→ WHAT TO PRODUCE
I would like you to restate each record word for word.

→ DATA EXTRACTS
- Opening Delimiter -

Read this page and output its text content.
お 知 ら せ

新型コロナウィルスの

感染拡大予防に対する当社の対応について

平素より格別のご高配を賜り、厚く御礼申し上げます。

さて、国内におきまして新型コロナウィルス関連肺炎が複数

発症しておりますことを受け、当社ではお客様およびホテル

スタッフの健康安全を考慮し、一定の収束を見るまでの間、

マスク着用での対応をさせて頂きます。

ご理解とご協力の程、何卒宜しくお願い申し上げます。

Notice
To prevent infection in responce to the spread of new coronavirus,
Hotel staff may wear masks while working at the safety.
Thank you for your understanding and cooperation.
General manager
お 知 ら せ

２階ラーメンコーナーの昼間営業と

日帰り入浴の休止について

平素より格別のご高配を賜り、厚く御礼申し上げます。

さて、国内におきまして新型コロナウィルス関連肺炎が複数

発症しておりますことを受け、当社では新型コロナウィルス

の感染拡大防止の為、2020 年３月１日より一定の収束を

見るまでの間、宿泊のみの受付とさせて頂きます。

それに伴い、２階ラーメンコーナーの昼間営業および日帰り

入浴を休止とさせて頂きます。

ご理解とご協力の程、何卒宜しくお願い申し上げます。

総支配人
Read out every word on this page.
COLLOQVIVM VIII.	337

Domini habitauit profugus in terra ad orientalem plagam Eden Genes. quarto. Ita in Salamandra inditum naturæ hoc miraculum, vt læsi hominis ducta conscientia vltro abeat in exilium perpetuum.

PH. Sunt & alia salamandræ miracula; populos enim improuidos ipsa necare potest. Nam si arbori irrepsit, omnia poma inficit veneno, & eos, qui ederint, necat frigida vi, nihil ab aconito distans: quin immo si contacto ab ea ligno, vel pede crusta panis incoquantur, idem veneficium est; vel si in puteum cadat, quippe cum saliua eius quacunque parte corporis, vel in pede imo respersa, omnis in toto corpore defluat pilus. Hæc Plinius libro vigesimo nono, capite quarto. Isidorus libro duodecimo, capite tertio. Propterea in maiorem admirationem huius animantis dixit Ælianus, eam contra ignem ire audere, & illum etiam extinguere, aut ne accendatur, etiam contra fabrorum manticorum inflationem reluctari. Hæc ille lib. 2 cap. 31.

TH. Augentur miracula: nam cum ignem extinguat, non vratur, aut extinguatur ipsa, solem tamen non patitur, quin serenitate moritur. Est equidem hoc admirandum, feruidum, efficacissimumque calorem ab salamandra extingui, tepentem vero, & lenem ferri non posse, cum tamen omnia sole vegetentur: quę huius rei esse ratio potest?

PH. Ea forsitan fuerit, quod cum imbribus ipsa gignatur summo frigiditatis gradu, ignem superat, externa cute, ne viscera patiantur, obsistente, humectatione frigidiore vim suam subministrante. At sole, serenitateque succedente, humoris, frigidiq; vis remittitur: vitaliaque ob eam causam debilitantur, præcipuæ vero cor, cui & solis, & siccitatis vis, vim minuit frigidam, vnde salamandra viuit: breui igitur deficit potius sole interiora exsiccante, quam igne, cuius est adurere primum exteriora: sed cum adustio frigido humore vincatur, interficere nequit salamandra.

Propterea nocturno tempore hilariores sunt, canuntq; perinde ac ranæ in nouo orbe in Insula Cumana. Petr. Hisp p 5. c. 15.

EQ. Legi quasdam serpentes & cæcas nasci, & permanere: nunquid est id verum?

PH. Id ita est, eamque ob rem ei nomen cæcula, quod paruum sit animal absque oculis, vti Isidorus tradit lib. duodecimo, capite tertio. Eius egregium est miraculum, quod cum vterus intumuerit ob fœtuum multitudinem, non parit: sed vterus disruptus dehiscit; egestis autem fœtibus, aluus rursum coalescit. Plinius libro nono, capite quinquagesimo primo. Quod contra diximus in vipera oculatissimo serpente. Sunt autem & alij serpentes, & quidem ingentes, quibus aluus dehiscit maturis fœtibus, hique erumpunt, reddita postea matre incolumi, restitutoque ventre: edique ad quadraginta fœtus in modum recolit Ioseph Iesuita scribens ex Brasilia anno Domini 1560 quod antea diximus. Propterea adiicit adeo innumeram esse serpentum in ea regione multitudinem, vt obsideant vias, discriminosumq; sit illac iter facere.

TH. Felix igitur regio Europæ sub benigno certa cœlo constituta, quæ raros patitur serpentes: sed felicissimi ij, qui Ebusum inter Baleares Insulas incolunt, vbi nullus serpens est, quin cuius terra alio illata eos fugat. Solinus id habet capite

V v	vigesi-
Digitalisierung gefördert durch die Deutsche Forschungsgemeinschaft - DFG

- Closing Delimiter -

→ THE COMPLETED TASK
Read this page and output its text content.
お 知 ら せ

新型コロナウィルスの

感染拡大予防に対する当社の対応について

平素より格別のご高配を賜り、厚く御礼申し上げます。

さて、国内におきまして新型コロナウィルス関連肺炎が複数

発症しておりますことを受け、当社ではお客様およびホテル

スタッフの健康安全を考慮し、一定の収束を見るまでの間、

マスク着用での対応をさせて頂きます。

ご理解とご協力の程、何卒宜しくお願い申し上げます。

Notice
To prevent infection in responce to the spread of new coronavirus,
Hotel staff may wear masks while working at the safety.
Thank you for your understanding and cooperation.
General manager
お 知 ら せ

２階ラーメンコーナーの昼間営業と

日帰り入浴の休止について

平素より格別のご高配を賜り、厚く御礼申し上げます。

さて、国内におきまして新型コロナウィルス関連肺炎が複数

発症しておりますことを受け、当社では新型コロナウィルス

の感染拡大防止の為、2020 年３月１日より一定の収束を

見るまでの間、宿泊のみの受付とさせて頂きます。

それに伴い、２階ラーメンコーナーの昼間営業および日帰り

入浴を休止とさせて頂きます。

ご理解とご協力の程、何卒宜しくお願い申し上げます。

総支配人
Read out every word on this page.
COLLOQVIVM VIII.	337

Domini habitauit profugus in terra ad orientalem plagam Eden Genes. quarto. Ita in Salamandra inditum naturæ hoc miraculum, vt læsi hominis ducta conscientia vltro abeat in exilium perpetuum.

PH. Sunt & alia salamandræ miracula; populos enim improuidos ipsa necare potest. Nam si arbori irrepsit, omnia poma inficit veneno, & eos, qui ederint, necat frigida vi, nihil ab aconito distans: quin immo si contacto ab ea ligno, vel pede crusta panis incoquantur, idem veneficium est; vel si in puteum cadat, quippe cum saliua eius quacunque parte corporis, vel in pede imo respersa, omnis in toto corpore defluat pilus. Hæc Plinius libro vigesimo nono, capite quarto. Isidorus libro duodecimo, capite tertio. Propterea in maiorem admirationem huius animantis dixit Ælianus, eam contra ignem ire audere, & illum etiam extinguere, aut ne accendatur, etiam contra fabrorum manticorum inflationem reluctari. Hæc ille lib. 2 cap. 31.

TH. Augentur miracula: nam cum ignem extinguat, non vratur, aut extinguatur ipsa, solem tamen non patitur, quin serenitate moritur. Est equidem hoc admirandum, feruidum, efficacissimumque calorem ab salamandra extingui, tepentem vero, & lenem ferri non posse, cum tamen omnia sole vegetentur: quę huius rei esse ratio potest?

PH. Ea forsitan fuerit, quod cum imbribus ipsa gignatur summo frigiditatis gradu, ignem superat, externa cute, ne viscera patiantur, obsistente, humectatione frigidiore vim suam subministrante. At sole, serenitateque succedente, humoris, frigidiq; vis remittitur: vitaliaque ob eam causam debilitantur, præcipuæ vero cor, cui & solis, & siccitatis vis, vim minuit frigidam, vnde salamandra viuit: breui igitur deficit potius sole interiora exsiccante, quam igne, cuius est adurere primum exteriora: sed cum adustio frigido humore vincatur, interficere nequit salamandra.

Propterea nocturno tempore hilariores sunt, canuntq; perinde ac ranæ in nouo orbe in Insula Cumana. Petr. Hisp p 5. c. 15.

EQ. Legi quasdam serpentes & cæcas nasci, & permanere: nunquid est id verum?

PH. Id ita est, eamque ob rem ei nomen cæcula, quod paruum sit animal absque oculis, vti Isidorus tradit lib. duodecimo, capite tertio. Eius egregium est miraculum, quod cum vterus intumuerit ob fœtuum multitudinem, non parit: sed vterus disruptus dehiscit; egestis autem fœtibus, aluus rursum coalescit. Plinius libro nono, capite quinquagesimo primo. Quod contra diximus in vipera oculatissimo serpente. Sunt autem & alij serpentes, & quidem ingentes, quibus aluus dehiscit maturis fœtibus, hique erumpunt, reddita postea matre incolumi, restitutoque ventre: edique ad quadraginta fœtus in modum recolit Ioseph Iesuita scribens ex Brasilia anno Domini 1560 quod antea diximus. Propterea adiicit adeo innumeram esse serpentum in ea regione multitudinem, vt obsideant vias, discriminosumq; sit illac iter facere.

TH. Felix igitur regio Europæ sub benigno certa cœlo constituta, quæ raros patitur serpentes: sed felicissimi ij, qui Ebusum inter Baleares Insulas incolunt, vbi nullus serpens est, quin cuius terra alio illata eos fugat. Solinus id habet capite

V v	vigesi-
Digitalisierung gefördert durch die Deutsche Forschungsgemeinschaft - DFG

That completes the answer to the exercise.